Required task — Scan the entries below. List each line with "неустойки".

+++++

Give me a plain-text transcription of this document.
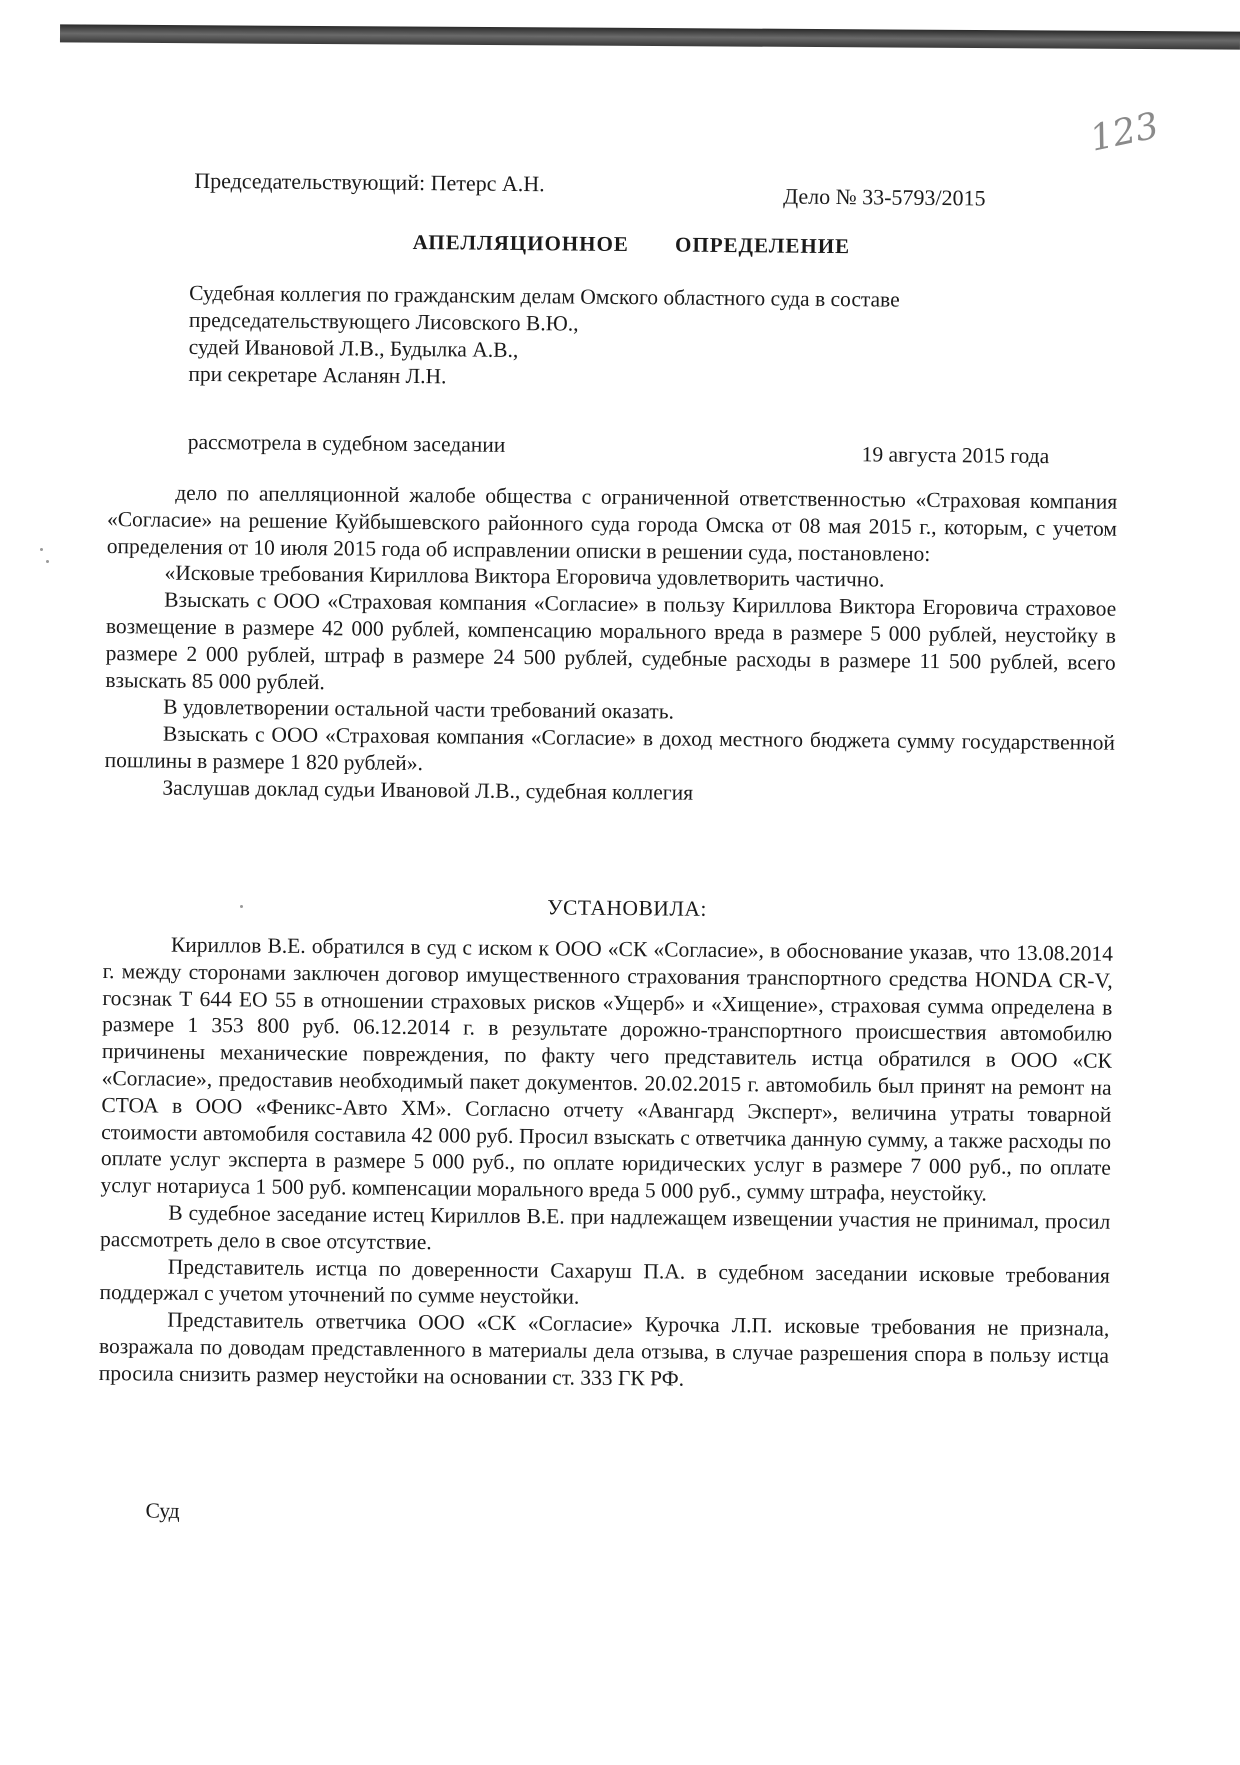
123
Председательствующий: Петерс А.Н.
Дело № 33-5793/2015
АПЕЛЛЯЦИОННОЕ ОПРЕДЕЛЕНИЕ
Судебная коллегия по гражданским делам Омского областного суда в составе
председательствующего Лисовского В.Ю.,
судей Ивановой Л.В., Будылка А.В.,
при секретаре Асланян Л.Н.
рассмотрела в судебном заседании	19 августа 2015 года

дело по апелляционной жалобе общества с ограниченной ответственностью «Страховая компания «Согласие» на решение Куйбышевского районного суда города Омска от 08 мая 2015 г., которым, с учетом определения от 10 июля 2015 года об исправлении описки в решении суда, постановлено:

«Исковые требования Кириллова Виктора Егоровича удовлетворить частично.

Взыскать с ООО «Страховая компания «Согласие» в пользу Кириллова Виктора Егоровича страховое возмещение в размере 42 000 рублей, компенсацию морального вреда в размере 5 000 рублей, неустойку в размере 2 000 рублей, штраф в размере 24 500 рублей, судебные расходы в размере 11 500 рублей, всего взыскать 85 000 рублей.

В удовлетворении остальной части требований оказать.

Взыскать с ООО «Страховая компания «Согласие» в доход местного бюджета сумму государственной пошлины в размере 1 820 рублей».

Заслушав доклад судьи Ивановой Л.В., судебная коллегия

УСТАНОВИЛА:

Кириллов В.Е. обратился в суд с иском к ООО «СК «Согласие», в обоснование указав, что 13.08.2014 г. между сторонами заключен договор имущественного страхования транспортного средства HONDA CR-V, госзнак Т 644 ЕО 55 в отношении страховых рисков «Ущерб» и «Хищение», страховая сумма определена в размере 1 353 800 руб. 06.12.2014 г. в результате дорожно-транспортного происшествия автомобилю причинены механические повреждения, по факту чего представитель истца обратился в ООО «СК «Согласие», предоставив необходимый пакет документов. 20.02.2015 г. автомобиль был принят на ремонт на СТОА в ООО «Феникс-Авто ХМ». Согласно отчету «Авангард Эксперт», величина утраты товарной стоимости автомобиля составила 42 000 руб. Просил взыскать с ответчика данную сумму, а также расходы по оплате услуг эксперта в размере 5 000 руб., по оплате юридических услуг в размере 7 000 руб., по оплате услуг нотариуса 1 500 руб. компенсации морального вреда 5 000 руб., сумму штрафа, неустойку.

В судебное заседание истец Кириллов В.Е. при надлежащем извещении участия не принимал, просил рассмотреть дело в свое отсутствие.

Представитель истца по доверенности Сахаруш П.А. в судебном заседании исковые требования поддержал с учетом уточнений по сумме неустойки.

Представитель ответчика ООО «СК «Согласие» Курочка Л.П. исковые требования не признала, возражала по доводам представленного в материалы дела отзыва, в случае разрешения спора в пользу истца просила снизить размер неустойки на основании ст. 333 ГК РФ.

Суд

+++++

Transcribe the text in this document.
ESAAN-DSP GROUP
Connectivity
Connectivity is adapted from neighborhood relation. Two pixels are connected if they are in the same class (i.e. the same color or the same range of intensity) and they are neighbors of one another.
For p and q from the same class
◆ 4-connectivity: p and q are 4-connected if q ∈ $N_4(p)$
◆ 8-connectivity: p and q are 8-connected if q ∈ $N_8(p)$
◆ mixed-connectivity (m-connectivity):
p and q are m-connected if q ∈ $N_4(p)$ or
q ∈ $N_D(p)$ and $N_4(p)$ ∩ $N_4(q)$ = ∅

+++++

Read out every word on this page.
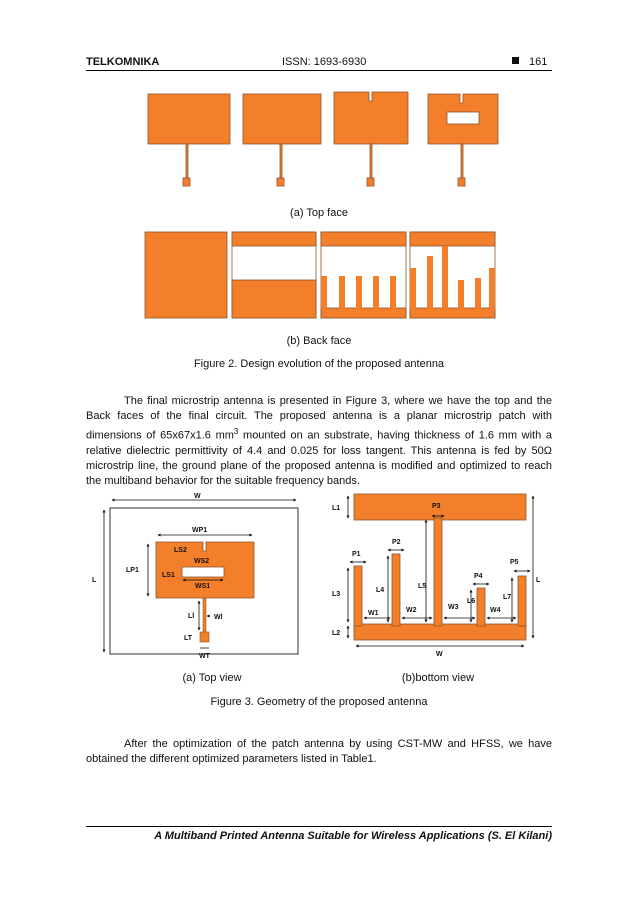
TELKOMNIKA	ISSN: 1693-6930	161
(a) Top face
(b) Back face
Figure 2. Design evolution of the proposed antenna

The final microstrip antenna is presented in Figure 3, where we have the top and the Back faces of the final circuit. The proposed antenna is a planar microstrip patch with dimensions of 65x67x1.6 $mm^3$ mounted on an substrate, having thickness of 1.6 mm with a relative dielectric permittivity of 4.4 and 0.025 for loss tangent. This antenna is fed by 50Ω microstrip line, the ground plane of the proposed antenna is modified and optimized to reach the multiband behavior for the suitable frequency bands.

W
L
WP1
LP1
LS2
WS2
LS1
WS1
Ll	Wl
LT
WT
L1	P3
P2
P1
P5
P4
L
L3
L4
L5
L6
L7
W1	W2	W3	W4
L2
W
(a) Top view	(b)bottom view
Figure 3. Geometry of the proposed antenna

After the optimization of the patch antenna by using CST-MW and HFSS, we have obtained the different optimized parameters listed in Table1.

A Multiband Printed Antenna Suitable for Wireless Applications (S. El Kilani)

+++++

Response to the task —
Представитель истца по доверенности Сахаруш П.А. в судебном заседании исковые требования поддержал с учетом уточнений по сумме неустойки.
Представитель ответчика ООО «СК «Согласие» Курочка Л.П. исковые требования не признала, возражала по доводам представленного в материалы дела отзыва, в случае разрешения спора в пользу истца просила снизить размер неустойки на основании ст. 333 ГК РФ.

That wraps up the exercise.